### Work to be completed
Transcribe the whole listing without a single picture.

start Records to use

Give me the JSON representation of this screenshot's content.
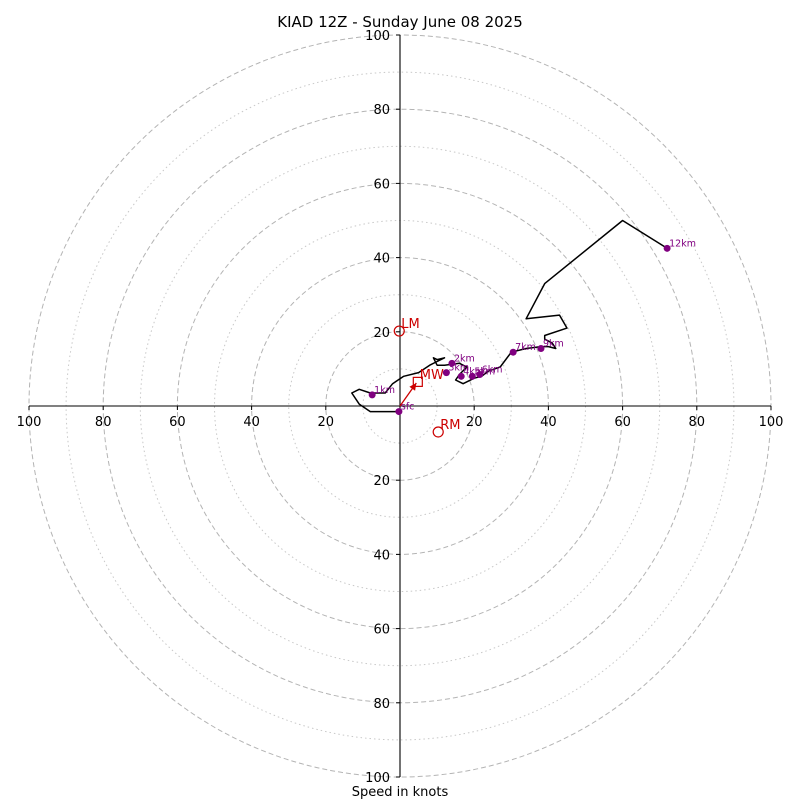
{
  "chart_data": {
    "type": "hodograph",
    "title": "KIAD 12Z - Sunday June 08 2025",
    "xlabel": "Speed in knots",
    "range": [
      -100,
      100
    ],
    "grid": true,
    "ring_major": [
      20,
      40,
      60,
      80,
      100
    ],
    "ring_minor": [
      10,
      30,
      50,
      70,
      90
    ],
    "x_ticks": [
      {
        "value": -100,
        "label": "100"
      },
      {
        "value": -80,
        "label": "80"
      },
      {
        "value": -60,
        "label": "60"
      },
      {
        "value": -40,
        "label": "40"
      },
      {
        "value": -20,
        "label": "20"
      },
      {
        "value": 20,
        "label": "20"
      },
      {
        "value": 40,
        "label": "40"
      },
      {
        "value": 60,
        "label": "60"
      },
      {
        "value": 80,
        "label": "80"
      },
      {
        "value": 100,
        "label": "100"
      }
    ],
    "y_ticks": [
      {
        "value": 100,
        "label": "100"
      },
      {
        "value": 80,
        "label": "80"
      },
      {
        "value": 60,
        "label": "60"
      },
      {
        "value": 40,
        "label": "40"
      },
      {
        "value": 20,
        "label": "20"
      },
      {
        "value": -20,
        "label": "20"
      },
      {
        "value": -40,
        "label": "40"
      },
      {
        "value": -60,
        "label": "60"
      },
      {
        "value": -80,
        "label": "80"
      },
      {
        "value": -100,
        "label": "100"
      }
    ],
    "trace": {
      "color": "#000000",
      "points": [
        [
          -0.3,
          -1.5
        ],
        [
          -8,
          -1.5
        ],
        [
          -11,
          0.5
        ],
        [
          -13,
          3.5
        ],
        [
          -11,
          4.5
        ],
        [
          -8,
          3.5
        ],
        [
          -4,
          3.5
        ],
        [
          -2,
          6
        ],
        [
          1,
          8
        ],
        [
          5,
          9
        ],
        [
          8,
          11
        ],
        [
          10,
          12
        ],
        [
          12,
          13
        ],
        [
          10,
          12.5
        ],
        [
          9,
          13
        ],
        [
          10,
          11
        ],
        [
          12,
          11
        ],
        [
          16,
          11.5
        ],
        [
          18,
          10.5
        ],
        [
          16,
          8.5
        ],
        [
          15,
          7
        ],
        [
          17,
          6
        ],
        [
          20,
          7.5
        ],
        [
          22,
          8
        ],
        [
          24,
          9.5
        ],
        [
          27,
          10.5
        ],
        [
          30,
          14.5
        ],
        [
          34,
          15.5
        ],
        [
          38,
          16
        ],
        [
          40,
          16
        ],
        [
          42,
          15.5
        ],
        [
          41,
          17
        ],
        [
          39,
          18
        ],
        [
          39,
          19
        ],
        [
          45,
          21
        ],
        [
          43,
          24.5
        ],
        [
          34,
          23.5
        ],
        [
          39,
          33
        ],
        [
          60,
          50
        ],
        [
          72,
          42.5
        ]
      ]
    },
    "height_markers": {
      "color": "#800080",
      "points": [
        {
          "u": -0.3,
          "v": -1.5,
          "label": "sfc"
        },
        {
          "u": -7.5,
          "v": 3,
          "label": "1km"
        },
        {
          "u": 14,
          "v": 11.5,
          "label": "2km"
        },
        {
          "u": 12.5,
          "v": 9,
          "label": "3km"
        },
        {
          "u": 16.5,
          "v": 8,
          "label": "4km"
        },
        {
          "u": 19.5,
          "v": 8,
          "label": "5km"
        },
        {
          "u": 21.5,
          "v": 8.5,
          "label": "6km"
        },
        {
          "u": 30.5,
          "v": 14.5,
          "label": "7km"
        },
        {
          "u": 38,
          "v": 15.5,
          "label": "9km"
        },
        {
          "u": 72,
          "v": 42.5,
          "label": "12km"
        }
      ]
    },
    "storm_motion": {
      "color": "#cc0000",
      "markers": [
        {
          "u": -0.2,
          "v": 20.2,
          "label": "LM",
          "shape": "circle"
        },
        {
          "u": 4.8,
          "v": 6.5,
          "label": "MW",
          "shape": "square"
        },
        {
          "u": 10.3,
          "v": -7,
          "label": "RM",
          "shape": "circle"
        }
      ],
      "arrow": {
        "from": [
          0,
          0
        ],
        "to": [
          4.4,
          6.2
        ]
      }
    }
  }
}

end Records to use

### Task solution
Give me the JSON representation of this screenshot's content.
{
  "chart_data": {
    "type": "hodograph",
    "title": "KIAD 12Z - Sunday June 08 2025",
    "xlabel": "Speed in knots",
    "range": [
      -100,
      100
    ],
    "grid": true,
    "ring_major": [
      20,
      40,
      60,
      80,
      100
    ],
    "ring_minor": [
      10,
      30,
      50,
      70,
      90
    ],
    "x_ticks": [
      {
        "value": -100,
        "label": "100"
      },
      {
        "value": -80,
        "label": "80"
      },
      {
        "value": -60,
        "label": "60"
      },
      {
        "value": -40,
        "label": "40"
      },
      {
        "value": -20,
        "label": "20"
      },
      {
        "value": 20,
        "label": "20"
      },
      {
        "value": 40,
        "label": "40"
      },
      {
        "value": 60,
        "label": "60"
      },
      {
        "value": 80,
        "label": "80"
      },
      {
        "value": 100,
        "label": "100"
      }
    ],
    "y_ticks": [
      {
        "value": 100,
        "label": "100"
      },
      {
        "value": 80,
        "label": "80"
      },
      {
        "value": 60,
        "label": "60"
      },
      {
        "value": 40,
        "label": "40"
      },
      {
        "value": 20,
        "label": "20"
      },
      {
        "value": -20,
        "label": "20"
      },
      {
        "value": -40,
        "label": "40"
      },
      {
        "value": -60,
        "label": "60"
      },
      {
        "value": -80,
        "label": "80"
      },
      {
        "value": -100,
        "label": "100"
      }
    ],
    "trace": {
      "color": "#000000",
      "points": [
        [
          -0.3,
          -1.5
        ],
        [
          -8,
          -1.5
        ],
        [
          -11,
          0.5
        ],
        [
          -13,
          3.5
        ],
        [
          -11,
          4.5
        ],
        [
          -8,
          3.5
        ],
        [
          -4,
          3.5
        ],
        [
          -2,
          6
        ],
        [
          1,
          8
        ],
        [
          5,
          9
        ],
        [
          8,
          11
        ],
        [
          10,
          12
        ],
        [
          12,
          13
        ],
        [
          10,
          12.5
        ],
        [
          9,
          13
        ],
        [
          10,
          11
        ],
        [
          12,
          11
        ],
        [
          16,
          11.5
        ],
        [
          18,
          10.5
        ],
        [
          16,
          8.5
        ],
        [
          15,
          7
        ],
        [
          17,
          6
        ],
        [
          20,
          7.5
        ],
        [
          22,
          8
        ],
        [
          24,
          9.5
        ],
        [
          27,
          10.5
        ],
        [
          30,
          14.5
        ],
        [
          34,
          15.5
        ],
        [
          38,
          16
        ],
        [
          40,
          16
        ],
        [
          42,
          15.5
        ],
        [
          41,
          17
        ],
        [
          39,
          18
        ],
        [
          39,
          19
        ],
        [
          45,
          21
        ],
        [
          43,
          24.5
        ],
        [
          34,
          23.5
        ],
        [
          39,
          33
        ],
        [
          60,
          50
        ],
        [
          72,
          42.5
        ]
      ]
    },
    "height_markers": {
      "color": "#800080",
      "points": [
        {
          "u": -0.3,
          "v": -1.5,
          "label": "sfc"
        },
        {
          "u": -7.5,
          "v": 3,
          "label": "1km"
        },
        {
          "u": 14,
          "v": 11.5,
          "label": "2km"
        },
        {
          "u": 12.5,
          "v": 9,
          "label": "3km"
        },
        {
          "u": 16.5,
          "v": 8,
          "label": "4km"
        },
        {
          "u": 19.5,
          "v": 8,
          "label": "5km"
        },
        {
          "u": 21.5,
          "v": 8.5,
          "label": "6km"
        },
        {
          "u": 30.5,
          "v": 14.5,
          "label": "7km"
        },
        {
          "u": 38,
          "v": 15.5,
          "label": "9km"
        },
        {
          "u": 72,
          "v": 42.5,
          "label": "12km"
        }
      ]
    },
    "storm_motion": {
      "color": "#cc0000",
      "markers": [
        {
          "u": -0.2,
          "v": 20.2,
          "label": "LM",
          "shape": "circle"
        },
        {
          "u": 4.8,
          "v": 6.5,
          "label": "MW",
          "shape": "square"
        },
        {
          "u": 10.3,
          "v": -7,
          "label": "RM",
          "shape": "circle"
        }
      ],
      "arrow": {
        "from": [
          0,
          0
        ],
        "to": [
          4.4,
          6.2
        ]
      }
    }
  }
}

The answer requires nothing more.